Required work – Each line below that carries the string "Thalamic" must appear in the answer.

=== Section Start ===

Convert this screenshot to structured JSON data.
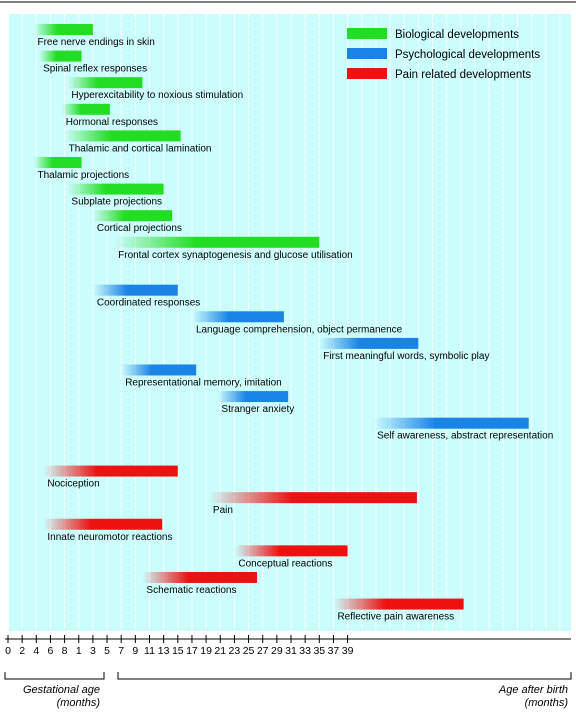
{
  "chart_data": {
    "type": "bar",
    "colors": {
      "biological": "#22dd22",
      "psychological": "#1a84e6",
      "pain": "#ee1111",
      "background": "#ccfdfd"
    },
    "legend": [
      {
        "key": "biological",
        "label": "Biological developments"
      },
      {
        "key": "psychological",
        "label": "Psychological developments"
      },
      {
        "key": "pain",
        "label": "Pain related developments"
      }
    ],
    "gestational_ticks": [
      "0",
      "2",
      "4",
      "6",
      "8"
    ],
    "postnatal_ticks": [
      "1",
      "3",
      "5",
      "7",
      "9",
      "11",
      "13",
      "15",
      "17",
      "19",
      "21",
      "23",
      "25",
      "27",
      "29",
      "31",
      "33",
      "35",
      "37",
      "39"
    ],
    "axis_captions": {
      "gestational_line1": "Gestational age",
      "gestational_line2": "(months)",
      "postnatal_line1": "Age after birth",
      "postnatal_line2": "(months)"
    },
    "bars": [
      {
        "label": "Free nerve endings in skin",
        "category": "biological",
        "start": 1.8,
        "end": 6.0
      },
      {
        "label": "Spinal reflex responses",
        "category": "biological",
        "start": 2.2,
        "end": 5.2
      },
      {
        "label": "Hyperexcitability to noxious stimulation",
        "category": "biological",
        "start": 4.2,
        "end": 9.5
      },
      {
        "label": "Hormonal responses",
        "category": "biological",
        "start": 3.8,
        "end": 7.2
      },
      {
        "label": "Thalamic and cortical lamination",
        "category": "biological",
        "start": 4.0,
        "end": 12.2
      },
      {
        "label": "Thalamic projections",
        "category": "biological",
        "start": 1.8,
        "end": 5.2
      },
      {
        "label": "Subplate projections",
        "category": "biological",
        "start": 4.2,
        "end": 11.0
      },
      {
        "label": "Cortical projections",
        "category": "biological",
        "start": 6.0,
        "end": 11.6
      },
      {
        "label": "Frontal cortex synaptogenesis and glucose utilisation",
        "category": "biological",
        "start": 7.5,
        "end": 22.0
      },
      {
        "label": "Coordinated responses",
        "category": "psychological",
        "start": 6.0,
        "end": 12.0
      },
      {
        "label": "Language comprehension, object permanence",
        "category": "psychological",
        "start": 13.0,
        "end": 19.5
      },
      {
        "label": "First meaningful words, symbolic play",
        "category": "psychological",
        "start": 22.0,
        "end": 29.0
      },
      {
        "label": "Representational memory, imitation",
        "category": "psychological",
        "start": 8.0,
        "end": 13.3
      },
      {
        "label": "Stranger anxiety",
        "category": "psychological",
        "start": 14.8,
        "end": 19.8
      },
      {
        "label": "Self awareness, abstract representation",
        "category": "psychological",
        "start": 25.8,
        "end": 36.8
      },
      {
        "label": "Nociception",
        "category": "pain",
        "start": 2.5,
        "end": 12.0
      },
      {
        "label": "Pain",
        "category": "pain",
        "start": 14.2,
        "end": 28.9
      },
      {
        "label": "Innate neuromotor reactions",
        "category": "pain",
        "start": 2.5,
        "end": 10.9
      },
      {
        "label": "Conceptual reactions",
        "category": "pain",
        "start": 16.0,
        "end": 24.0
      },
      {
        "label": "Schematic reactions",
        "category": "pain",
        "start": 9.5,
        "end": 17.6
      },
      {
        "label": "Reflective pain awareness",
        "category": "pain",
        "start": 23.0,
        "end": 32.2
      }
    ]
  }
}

=== Section End ===

Expected output –
        "label": "Thalamic and cortical lamination",
        "label": "Thalamic projections",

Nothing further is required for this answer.